### Problem to solve
Edit the passage on Jesus's appearances after the resurrection by writing it out again between "One of the interesting" and "appeared to Simon.", inclusive, with "Simon" changed to "Peter".

### Passage provided
We might render this salutation as “Good Morning,” or “Good Day to you Ladies,” or “Hope you are well today.” But the word also has the idea of “Rejoice.” And that must have been the essence of what Jesus wanted to convey to these women on this special morning.

B. He Appeared To Those Who Were Waiting

One of the interesting post-resurrection appearances of Jesus was when he came to the Emmaus road disciples, to Cleopas and his travelling companion…

(Luke 24:17) And he said unto them, What manner of communications are these that ye have one to another, as ye walk, and are sad?

To these two He came in their Forlornness. But there was one appearance before the Emmaus road and one after the Emmaus road that I want to mention in a more particular way…

1. He Came To Simon In His Failure (See John 20:1-10)

We have no specific details of this encounter, but the Bible says…

(Luke 24:33-34) And they rose up the same hour, and returned to Jerusalem, and found the eleven gathered together, and them that were with them, {34} Saying, The Lord is risen indeed, and hath appeared to Simon.

Collected data entries
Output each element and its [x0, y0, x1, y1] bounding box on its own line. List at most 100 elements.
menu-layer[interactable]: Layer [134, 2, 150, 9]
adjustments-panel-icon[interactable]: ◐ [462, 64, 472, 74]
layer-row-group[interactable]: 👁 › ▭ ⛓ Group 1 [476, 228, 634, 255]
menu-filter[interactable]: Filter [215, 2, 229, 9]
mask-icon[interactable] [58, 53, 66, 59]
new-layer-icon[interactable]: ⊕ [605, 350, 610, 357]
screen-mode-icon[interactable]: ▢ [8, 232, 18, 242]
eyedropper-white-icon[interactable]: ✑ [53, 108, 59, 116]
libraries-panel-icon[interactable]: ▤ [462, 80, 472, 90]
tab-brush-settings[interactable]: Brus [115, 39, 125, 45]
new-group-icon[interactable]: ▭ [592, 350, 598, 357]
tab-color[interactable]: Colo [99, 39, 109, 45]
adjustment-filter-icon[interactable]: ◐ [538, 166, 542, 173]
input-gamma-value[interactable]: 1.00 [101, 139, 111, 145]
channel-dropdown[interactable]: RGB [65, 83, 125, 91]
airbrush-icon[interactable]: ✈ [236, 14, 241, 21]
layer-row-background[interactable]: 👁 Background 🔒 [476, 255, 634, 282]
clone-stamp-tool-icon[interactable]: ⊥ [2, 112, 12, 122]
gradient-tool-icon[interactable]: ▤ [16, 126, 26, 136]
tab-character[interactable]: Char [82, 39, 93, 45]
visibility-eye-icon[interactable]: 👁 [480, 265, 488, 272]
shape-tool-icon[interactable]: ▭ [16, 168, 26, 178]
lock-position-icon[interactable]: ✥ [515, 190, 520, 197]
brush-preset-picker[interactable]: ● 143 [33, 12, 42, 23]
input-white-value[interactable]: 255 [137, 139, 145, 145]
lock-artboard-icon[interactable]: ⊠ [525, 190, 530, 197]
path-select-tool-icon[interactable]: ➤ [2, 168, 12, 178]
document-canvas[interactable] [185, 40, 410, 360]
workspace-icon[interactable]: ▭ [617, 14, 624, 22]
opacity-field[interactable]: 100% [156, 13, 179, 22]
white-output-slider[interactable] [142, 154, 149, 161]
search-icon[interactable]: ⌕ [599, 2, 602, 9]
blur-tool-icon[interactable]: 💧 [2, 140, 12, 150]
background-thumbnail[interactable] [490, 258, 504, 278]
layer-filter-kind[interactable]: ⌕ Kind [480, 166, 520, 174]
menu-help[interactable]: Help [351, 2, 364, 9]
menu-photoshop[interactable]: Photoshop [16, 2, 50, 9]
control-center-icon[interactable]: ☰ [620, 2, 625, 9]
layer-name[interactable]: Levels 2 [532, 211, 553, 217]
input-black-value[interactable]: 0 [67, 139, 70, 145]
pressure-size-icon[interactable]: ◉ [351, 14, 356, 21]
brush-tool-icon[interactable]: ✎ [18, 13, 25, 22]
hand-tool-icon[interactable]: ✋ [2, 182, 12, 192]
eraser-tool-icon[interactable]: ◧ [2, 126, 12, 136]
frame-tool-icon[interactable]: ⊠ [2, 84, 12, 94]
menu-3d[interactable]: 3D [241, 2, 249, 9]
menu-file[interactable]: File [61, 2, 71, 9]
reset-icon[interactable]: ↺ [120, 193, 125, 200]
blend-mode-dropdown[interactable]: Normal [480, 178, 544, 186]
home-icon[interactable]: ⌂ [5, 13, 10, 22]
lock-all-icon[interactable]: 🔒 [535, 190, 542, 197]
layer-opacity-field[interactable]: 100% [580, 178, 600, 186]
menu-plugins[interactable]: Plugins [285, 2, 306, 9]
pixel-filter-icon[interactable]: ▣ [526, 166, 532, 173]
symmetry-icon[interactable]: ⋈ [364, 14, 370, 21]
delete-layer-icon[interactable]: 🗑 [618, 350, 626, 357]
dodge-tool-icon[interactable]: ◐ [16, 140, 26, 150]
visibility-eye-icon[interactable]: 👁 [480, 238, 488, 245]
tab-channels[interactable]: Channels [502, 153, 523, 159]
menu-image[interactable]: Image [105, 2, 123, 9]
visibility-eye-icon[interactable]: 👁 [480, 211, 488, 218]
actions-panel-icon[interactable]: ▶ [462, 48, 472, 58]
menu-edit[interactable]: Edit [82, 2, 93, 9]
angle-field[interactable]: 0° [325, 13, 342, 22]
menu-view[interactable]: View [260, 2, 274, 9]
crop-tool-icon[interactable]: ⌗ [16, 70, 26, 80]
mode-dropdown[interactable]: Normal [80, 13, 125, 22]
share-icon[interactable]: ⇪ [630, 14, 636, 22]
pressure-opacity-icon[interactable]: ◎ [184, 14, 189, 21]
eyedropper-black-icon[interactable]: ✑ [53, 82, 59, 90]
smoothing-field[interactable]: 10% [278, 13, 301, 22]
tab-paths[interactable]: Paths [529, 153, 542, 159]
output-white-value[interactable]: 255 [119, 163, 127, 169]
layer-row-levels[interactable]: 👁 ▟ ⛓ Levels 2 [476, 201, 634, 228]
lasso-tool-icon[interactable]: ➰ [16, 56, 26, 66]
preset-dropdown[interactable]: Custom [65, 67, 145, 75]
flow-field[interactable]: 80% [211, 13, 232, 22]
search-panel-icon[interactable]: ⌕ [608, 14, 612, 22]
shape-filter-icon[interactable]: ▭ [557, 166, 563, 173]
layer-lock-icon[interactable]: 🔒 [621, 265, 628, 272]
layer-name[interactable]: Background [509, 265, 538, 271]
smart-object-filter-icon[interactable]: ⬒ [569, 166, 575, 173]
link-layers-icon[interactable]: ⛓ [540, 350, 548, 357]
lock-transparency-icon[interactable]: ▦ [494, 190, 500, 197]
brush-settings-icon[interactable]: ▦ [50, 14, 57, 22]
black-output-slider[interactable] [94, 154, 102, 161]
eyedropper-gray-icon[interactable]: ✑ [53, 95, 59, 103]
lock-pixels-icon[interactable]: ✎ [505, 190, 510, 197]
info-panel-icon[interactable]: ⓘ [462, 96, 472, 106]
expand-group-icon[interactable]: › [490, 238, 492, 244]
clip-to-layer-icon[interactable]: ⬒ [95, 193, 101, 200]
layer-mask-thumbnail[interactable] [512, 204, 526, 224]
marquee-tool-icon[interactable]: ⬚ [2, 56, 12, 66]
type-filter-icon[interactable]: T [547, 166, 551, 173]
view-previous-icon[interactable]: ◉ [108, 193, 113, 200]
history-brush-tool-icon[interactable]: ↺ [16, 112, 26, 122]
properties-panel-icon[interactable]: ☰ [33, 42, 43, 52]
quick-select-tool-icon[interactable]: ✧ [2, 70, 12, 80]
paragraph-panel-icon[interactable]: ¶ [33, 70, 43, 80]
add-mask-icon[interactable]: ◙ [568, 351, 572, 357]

### Output for this task
One of the interesting post-resurrection appearances of Jesus was when he came to the Emmaus road disciples, to Cleopas and his travelling companion…

(Luke 24:17) And he said unto them, What manner of communications are these that ye have one to another, as ye walk, and are sad?

To these two He came in their Forlornness. But there was one appearance before the Emmaus road and one after the Emmaus road that I want to mention in a more particular way…

1. He Came To Peter In His Failure (See John 20:1-10)

We have no specific details of this encounter, but the Bible says…

(Luke 24:33-34) And they rose up the same hour, and returned to Jerusalem, and found the eleven gathered together, and them that were with them, {34} Saying, The Lord is risen indeed, and hath appeared to Peter.